## Begin
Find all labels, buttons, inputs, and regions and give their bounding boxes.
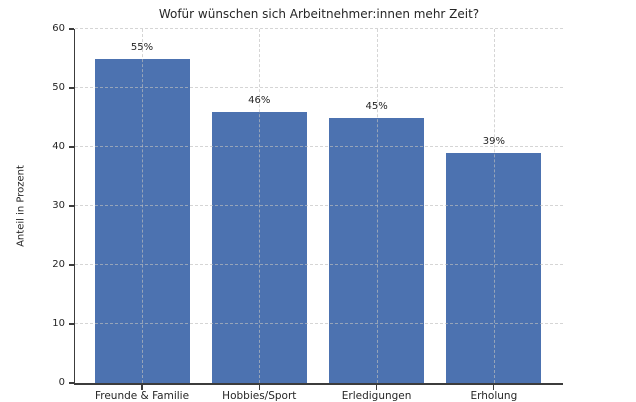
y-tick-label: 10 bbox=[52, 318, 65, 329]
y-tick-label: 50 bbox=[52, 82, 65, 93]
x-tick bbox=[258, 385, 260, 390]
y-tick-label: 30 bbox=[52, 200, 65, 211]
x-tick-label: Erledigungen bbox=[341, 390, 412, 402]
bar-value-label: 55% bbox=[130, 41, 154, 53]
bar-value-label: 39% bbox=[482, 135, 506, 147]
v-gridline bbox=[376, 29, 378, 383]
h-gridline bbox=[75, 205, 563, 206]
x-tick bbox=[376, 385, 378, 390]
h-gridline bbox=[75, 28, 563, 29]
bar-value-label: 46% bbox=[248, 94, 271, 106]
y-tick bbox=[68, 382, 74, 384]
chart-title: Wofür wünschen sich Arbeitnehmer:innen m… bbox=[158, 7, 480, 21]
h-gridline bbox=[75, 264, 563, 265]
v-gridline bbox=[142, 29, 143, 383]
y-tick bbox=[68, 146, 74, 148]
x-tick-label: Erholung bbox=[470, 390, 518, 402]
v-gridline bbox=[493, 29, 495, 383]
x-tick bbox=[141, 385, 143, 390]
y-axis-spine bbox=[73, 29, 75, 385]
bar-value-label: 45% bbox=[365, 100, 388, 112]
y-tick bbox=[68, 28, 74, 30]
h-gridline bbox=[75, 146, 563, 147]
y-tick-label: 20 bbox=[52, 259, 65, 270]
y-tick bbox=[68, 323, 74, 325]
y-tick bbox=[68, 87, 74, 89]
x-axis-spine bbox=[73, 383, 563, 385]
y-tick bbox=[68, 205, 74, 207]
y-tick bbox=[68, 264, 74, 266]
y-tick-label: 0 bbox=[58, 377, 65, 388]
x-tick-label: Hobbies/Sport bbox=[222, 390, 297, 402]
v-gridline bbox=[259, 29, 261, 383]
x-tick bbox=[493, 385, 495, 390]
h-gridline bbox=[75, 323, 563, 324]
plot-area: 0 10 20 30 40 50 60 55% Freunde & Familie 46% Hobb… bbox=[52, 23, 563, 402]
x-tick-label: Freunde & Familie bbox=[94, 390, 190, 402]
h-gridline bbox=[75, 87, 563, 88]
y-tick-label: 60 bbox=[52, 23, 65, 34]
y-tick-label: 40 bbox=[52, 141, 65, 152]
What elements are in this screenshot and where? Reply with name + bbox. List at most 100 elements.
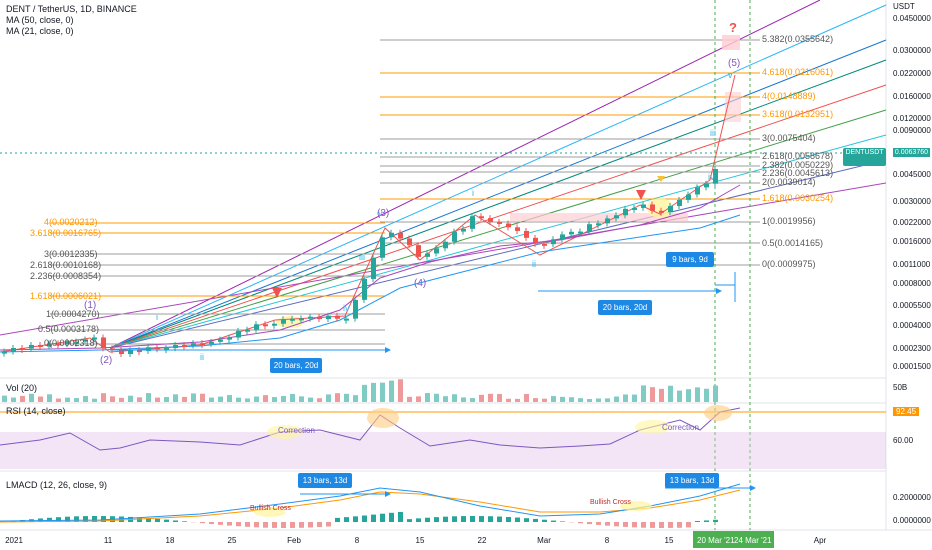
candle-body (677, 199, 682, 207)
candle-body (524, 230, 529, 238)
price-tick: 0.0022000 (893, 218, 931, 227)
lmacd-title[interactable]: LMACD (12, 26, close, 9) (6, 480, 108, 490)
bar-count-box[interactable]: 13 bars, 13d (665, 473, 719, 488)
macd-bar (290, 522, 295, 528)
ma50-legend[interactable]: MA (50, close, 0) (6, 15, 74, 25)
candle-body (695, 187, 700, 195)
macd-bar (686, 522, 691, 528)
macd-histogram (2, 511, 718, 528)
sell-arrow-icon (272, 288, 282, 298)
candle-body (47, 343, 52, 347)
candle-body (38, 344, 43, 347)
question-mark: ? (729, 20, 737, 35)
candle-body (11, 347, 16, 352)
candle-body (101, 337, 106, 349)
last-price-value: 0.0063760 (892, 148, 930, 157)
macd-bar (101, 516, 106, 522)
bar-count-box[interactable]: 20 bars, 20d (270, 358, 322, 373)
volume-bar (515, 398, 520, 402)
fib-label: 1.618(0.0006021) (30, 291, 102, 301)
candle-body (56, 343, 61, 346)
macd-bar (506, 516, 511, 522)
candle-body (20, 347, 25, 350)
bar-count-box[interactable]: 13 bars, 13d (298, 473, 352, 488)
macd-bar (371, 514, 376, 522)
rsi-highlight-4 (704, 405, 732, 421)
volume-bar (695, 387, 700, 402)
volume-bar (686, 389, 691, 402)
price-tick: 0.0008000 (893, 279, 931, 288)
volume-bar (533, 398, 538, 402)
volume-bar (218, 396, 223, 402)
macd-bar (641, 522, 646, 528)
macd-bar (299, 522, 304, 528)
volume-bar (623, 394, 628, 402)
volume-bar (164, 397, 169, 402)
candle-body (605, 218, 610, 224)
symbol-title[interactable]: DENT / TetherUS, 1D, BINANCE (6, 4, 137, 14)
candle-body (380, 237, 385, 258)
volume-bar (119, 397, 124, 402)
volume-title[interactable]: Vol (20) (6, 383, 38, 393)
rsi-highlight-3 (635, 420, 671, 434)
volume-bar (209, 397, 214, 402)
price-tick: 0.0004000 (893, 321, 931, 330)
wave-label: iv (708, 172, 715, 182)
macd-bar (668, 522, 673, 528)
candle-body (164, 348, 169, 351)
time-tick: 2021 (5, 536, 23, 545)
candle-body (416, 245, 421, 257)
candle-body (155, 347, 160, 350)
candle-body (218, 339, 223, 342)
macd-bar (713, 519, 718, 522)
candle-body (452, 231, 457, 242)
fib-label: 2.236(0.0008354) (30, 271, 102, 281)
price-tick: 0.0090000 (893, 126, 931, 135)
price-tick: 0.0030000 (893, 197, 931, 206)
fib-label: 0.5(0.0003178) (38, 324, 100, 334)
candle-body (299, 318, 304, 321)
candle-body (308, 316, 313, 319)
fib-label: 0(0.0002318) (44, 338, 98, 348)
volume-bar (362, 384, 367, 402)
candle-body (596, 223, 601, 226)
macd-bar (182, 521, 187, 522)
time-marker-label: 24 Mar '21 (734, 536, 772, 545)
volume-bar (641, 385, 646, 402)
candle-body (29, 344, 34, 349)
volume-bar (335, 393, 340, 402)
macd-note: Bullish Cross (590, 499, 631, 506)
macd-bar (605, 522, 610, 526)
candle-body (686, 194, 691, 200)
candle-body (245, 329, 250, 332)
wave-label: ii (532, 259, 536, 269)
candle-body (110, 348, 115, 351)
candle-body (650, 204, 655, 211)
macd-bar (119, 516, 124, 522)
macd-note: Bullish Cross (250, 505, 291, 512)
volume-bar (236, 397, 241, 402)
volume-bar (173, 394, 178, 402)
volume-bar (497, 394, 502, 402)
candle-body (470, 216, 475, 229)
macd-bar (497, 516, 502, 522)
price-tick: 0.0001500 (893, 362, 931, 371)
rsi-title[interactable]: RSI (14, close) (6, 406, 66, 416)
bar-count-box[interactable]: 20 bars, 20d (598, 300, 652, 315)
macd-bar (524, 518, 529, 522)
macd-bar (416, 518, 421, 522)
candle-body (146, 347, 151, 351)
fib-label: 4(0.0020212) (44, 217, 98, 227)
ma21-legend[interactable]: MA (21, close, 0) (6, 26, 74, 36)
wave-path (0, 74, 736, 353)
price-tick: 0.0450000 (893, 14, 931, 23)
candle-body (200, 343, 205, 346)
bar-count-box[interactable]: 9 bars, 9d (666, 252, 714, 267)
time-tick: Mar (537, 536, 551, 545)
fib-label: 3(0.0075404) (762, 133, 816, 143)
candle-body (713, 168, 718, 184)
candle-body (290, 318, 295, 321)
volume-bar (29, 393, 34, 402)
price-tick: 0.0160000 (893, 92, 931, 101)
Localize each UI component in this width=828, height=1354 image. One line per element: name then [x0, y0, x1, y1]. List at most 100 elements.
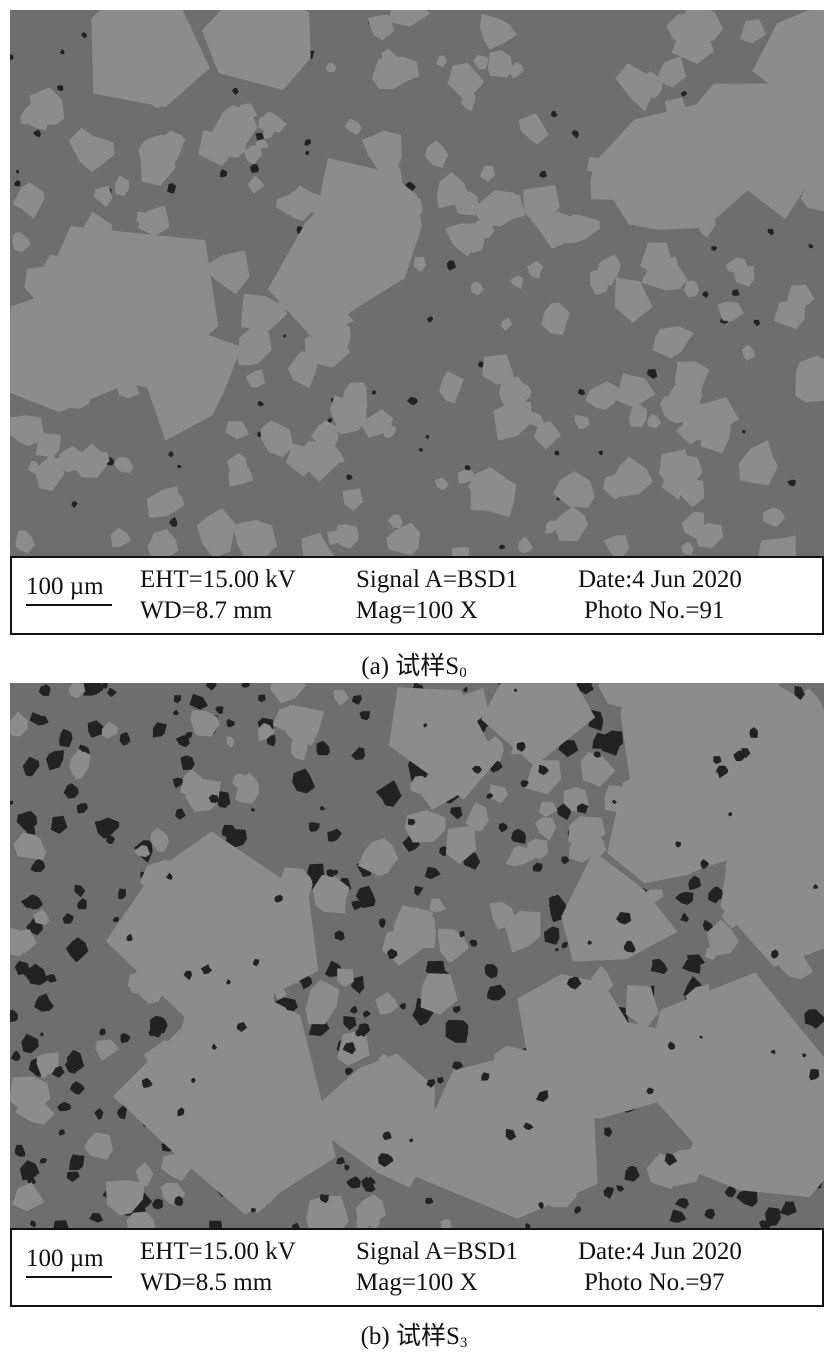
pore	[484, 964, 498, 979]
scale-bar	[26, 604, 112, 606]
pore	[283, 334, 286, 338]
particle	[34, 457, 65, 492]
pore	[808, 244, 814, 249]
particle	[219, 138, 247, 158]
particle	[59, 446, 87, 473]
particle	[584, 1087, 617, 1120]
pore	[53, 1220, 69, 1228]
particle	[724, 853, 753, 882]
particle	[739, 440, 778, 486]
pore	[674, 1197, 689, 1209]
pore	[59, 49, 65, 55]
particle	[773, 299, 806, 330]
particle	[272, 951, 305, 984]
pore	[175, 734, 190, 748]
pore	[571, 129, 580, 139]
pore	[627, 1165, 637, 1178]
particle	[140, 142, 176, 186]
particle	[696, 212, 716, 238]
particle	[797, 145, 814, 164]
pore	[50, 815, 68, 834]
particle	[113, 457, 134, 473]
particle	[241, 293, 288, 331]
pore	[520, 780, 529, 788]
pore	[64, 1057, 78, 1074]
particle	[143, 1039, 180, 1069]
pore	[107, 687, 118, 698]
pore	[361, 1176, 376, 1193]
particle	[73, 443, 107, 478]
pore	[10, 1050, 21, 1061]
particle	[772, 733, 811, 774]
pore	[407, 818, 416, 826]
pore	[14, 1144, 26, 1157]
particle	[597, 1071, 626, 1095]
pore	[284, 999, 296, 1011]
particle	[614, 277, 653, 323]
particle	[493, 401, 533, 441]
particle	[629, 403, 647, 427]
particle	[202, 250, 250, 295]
## End
→ TASK DIRECTIONS
Give as a JSON list of strings the rows starting with the line containing "964, 498, 979]" and going on through the line containing "687, 118, 698]", both included, with one string per line and blank lines left out.

→ SOLUTION BELOW
[
  "pore\t[484, 964, 498, 979]",
  "scale-bar\t[26, 604, 112, 606]",
  "pore\t[283, 334, 286, 338]",
  "particle\t[34, 457, 65, 492]",
  "pore\t[808, 244, 814, 249]",
  "particle\t[219, 138, 247, 158]",
  "particle\t[59, 446, 87, 473]",
  "particle\t[584, 1087, 617, 1120]",
  "pore\t[53, 1220, 69, 1228]",
  "particle\t[724, 853, 753, 882]",
  "particle\t[739, 440, 778, 486]",
  "pore\t[674, 1197, 689, 1209]",
  "pore\t[59, 49, 65, 55]",
  "particle\t[773, 299, 806, 330]",
  "particle\t[272, 951, 305, 984]",
  "pore\t[175, 734, 190, 748]",
  "pore\t[571, 129, 580, 139]",
  "pore\t[627, 1165, 637, 1178]",
  "particle\t[140, 142, 176, 186]",
  "particle\t[696, 212, 716, 238]",
  "particle\t[797, 145, 814, 164]",
  "pore\t[50, 815, 68, 834]",
  "particle\t[113, 457, 134, 473]",
  "particle\t[241, 293, 288, 331]",
  "pore\t[520, 780, 529, 788]",
  "pore\t[64, 1057, 78, 1074]",
  "particle\t[143, 1039, 180, 1069]",
  "pore\t[107, 687, 118, 698]"
]